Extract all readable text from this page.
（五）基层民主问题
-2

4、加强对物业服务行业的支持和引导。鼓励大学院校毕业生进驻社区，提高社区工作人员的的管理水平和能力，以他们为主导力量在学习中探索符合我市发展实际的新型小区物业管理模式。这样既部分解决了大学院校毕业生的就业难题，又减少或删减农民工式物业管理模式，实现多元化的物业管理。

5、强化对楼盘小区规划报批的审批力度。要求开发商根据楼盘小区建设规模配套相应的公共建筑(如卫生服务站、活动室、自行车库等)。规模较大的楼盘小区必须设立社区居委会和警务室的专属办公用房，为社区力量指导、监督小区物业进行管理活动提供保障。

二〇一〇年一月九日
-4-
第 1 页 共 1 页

== WHAT THE TASK ASKS ==
Every record above should be copied exactly.

== CORRECT RESPONSE ==
Extract all readable text from this page.
（五）基层民主问题
-2

4、加强对物业服务行业的支持和引导。鼓励大学院校毕业生进驻社区，提高社区工作人员的的管理水平和能力，以他们为主导力量在学习中探索符合我市发展实际的新型小区物业管理模式。这样既部分解决了大学院校毕业生的就业难题，又减少或删减农民工式物业管理模式，实现多元化的物业管理。

5、强化对楼盘小区规划报批的审批力度。要求开发商根据楼盘小区建设规模配套相应的公共建筑(如卫生服务站、活动室、自行车库等)。规模较大的楼盘小区必须设立社区居委会和警务室的专属办公用房，为社区力量指导、监督小区物业进行管理活动提供保障。

二〇一〇年一月九日
-4-
第 1 页 共 1 页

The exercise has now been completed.